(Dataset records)
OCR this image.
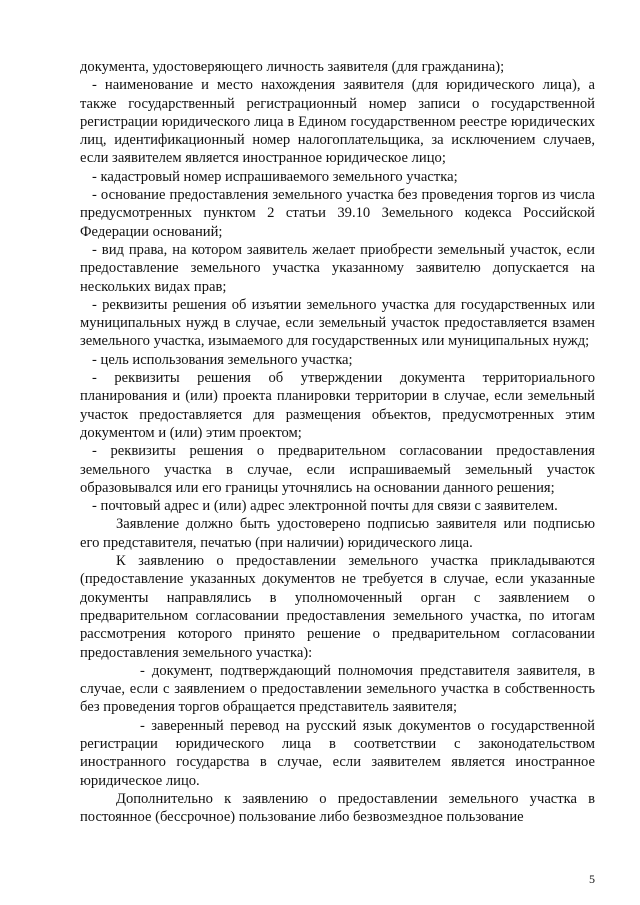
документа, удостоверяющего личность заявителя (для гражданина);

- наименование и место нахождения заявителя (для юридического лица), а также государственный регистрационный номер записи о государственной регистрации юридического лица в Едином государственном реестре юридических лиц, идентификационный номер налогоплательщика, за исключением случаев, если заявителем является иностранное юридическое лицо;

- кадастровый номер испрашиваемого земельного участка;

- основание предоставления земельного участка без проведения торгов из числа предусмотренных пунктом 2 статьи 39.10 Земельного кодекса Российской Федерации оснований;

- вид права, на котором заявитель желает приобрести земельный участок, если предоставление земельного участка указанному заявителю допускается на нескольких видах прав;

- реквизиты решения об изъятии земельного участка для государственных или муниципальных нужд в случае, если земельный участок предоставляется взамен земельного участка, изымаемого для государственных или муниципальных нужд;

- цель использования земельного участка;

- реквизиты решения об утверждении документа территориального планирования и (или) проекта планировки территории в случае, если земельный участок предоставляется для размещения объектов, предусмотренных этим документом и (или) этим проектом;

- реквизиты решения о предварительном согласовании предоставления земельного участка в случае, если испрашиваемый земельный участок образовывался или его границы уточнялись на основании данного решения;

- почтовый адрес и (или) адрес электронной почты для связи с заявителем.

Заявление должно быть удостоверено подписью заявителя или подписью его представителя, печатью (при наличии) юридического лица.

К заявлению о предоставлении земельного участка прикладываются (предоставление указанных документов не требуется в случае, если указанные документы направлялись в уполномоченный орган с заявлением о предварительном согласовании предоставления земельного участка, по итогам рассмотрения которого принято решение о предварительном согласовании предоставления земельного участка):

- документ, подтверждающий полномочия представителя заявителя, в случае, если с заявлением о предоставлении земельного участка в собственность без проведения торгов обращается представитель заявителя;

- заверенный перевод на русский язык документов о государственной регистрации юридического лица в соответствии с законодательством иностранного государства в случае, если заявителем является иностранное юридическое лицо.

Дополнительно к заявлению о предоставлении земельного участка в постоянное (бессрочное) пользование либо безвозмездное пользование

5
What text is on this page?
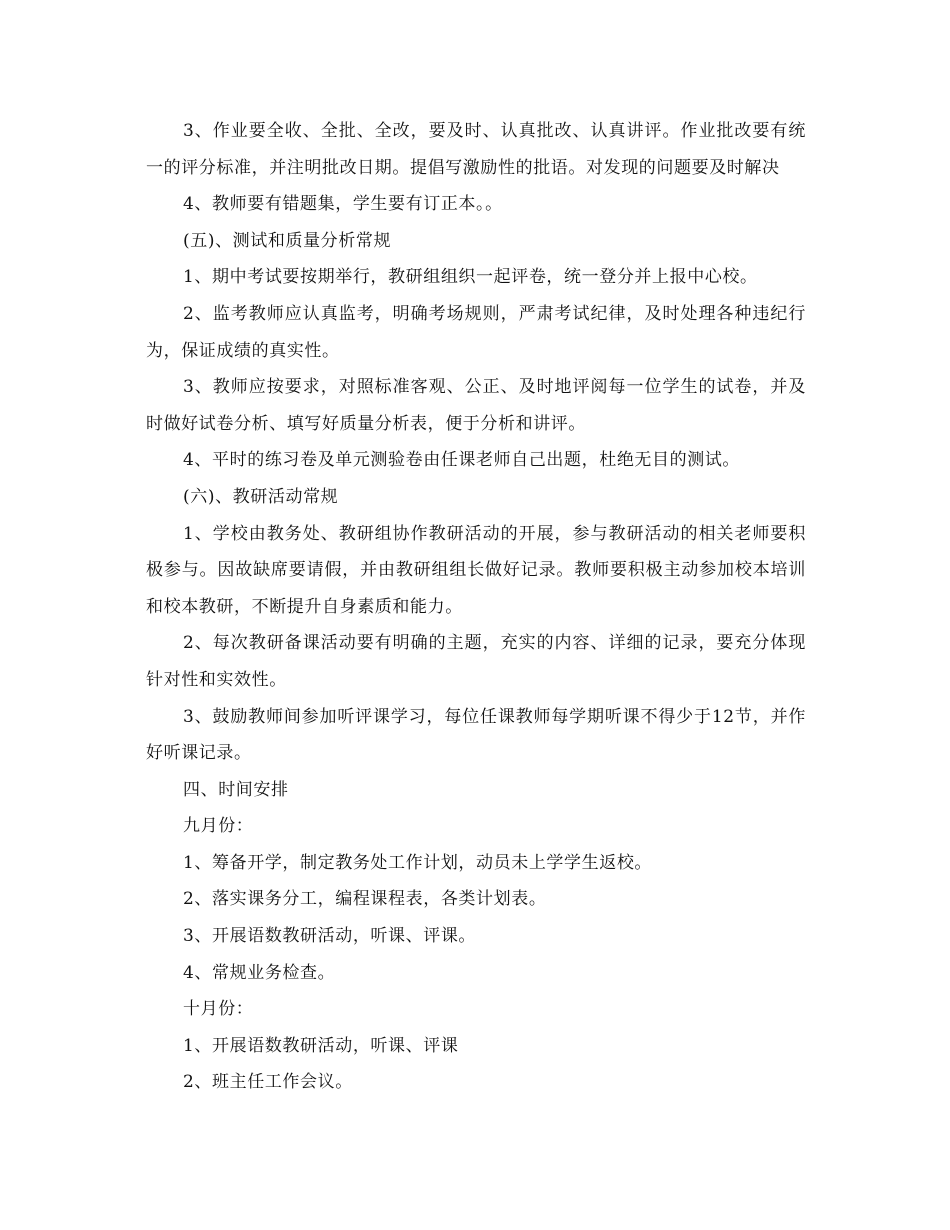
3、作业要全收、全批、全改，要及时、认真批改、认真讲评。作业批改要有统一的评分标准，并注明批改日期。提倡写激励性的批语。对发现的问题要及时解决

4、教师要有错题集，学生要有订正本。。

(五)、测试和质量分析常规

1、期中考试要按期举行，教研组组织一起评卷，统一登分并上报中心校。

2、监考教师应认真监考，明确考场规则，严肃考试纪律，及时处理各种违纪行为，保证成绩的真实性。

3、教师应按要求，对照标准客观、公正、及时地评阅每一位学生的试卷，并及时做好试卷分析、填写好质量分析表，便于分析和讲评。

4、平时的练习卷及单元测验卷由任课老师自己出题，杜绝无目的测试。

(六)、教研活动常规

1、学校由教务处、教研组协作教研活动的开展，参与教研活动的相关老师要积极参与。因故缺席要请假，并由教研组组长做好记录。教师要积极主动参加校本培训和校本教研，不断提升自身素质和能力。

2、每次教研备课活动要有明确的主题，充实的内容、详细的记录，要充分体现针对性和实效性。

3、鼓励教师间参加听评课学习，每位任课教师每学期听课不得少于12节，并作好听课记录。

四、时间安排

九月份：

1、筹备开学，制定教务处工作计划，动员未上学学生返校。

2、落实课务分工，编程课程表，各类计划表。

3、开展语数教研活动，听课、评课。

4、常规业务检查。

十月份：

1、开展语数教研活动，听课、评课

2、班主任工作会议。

## Set task
Give an exact reproduction of every line, leaving out any picture.

## Solution to the exercise
OCR this image.
документа, удостоверяющего личность заявителя (для гражданина);

- наименование и место нахождения заявителя (для юридического лица), а также государственный регистрационный номер записи о государственной регистрации юридического лица в Едином государственном реестре юридических лиц, идентификационный номер налогоплательщика, за исключением случаев, если заявителем является иностранное юридическое лицо;

- кадастровый номер испрашиваемого земельного участка;

- основание предоставления земельного участка без проведения торгов из числа предусмотренных пунктом 2 статьи 39.10 Земельного кодекса Российской Федерации оснований;

- вид права, на котором заявитель желает приобрести земельный участок, если предоставление земельного участка указанному заявителю допускается на нескольких видах прав;

- реквизиты решения об изъятии земельного участка для государственных или муниципальных нужд в случае, если земельный участок предоставляется взамен земельного участка, изымаемого для государственных или муниципальных нужд;

- цель использования земельного участка;

- реквизиты решения об утверждении документа территориального планирования и (или) проекта планировки территории в случае, если земельный участок предоставляется для размещения объектов, предусмотренных этим документом и (или) этим проектом;

- реквизиты решения о предварительном согласовании предоставления земельного участка в случае, если испрашиваемый земельный участок образовывался или его границы уточнялись на основании данного решения;

- почтовый адрес и (или) адрес электронной почты для связи с заявителем.

Заявление должно быть удостоверено подписью заявителя или подписью его представителя, печатью (при наличии) юридического лица.

К заявлению о предоставлении земельного участка прикладываются (предоставление указанных документов не требуется в случае, если указанные документы направлялись в уполномоченный орган с заявлением о предварительном согласовании предоставления земельного участка, по итогам рассмотрения которого принято решение о предварительном согласовании предоставления земельного участка):

- документ, подтверждающий полномочия представителя заявителя, в случае, если с заявлением о предоставлении земельного участка в собственность без проведения торгов обращается представитель заявителя;

- заверенный перевод на русский язык документов о государственной регистрации юридического лица в соответствии с законодательством иностранного государства в случае, если заявителем является иностранное юридическое лицо.

Дополнительно к заявлению о предоставлении земельного участка в постоянное (бессрочное) пользование либо безвозмездное пользование

5
What text is on this page?
3、作业要全收、全批、全改，要及时、认真批改、认真讲评。作业批改要有统一的评分标准，并注明批改日期。提倡写激励性的批语。对发现的问题要及时解决

4、教师要有错题集，学生要有订正本。。

(五)、测试和质量分析常规

1、期中考试要按期举行，教研组组织一起评卷，统一登分并上报中心校。

2、监考教师应认真监考，明确考场规则，严肃考试纪律，及时处理各种违纪行为，保证成绩的真实性。

3、教师应按要求，对照标准客观、公正、及时地评阅每一位学生的试卷，并及时做好试卷分析、填写好质量分析表，便于分析和讲评。

4、平时的练习卷及单元测验卷由任课老师自己出题，杜绝无目的测试。

(六)、教研活动常规

1、学校由教务处、教研组协作教研活动的开展，参与教研活动的相关老师要积极参与。因故缺席要请假，并由教研组组长做好记录。教师要积极主动参加校本培训和校本教研，不断提升自身素质和能力。

2、每次教研备课活动要有明确的主题，充实的内容、详细的记录，要充分体现针对性和实效性。

3、鼓励教师间参加听评课学习，每位任课教师每学期听课不得少于12节，并作好听课记录。

四、时间安排

九月份：

1、筹备开学，制定教务处工作计划，动员未上学学生返校。

2、落实课务分工，编程课程表，各类计划表。

3、开展语数教研活动，听课、评课。

4、常规业务检查。

十月份：

1、开展语数教研活动，听课、评课

2、班主任工作会议。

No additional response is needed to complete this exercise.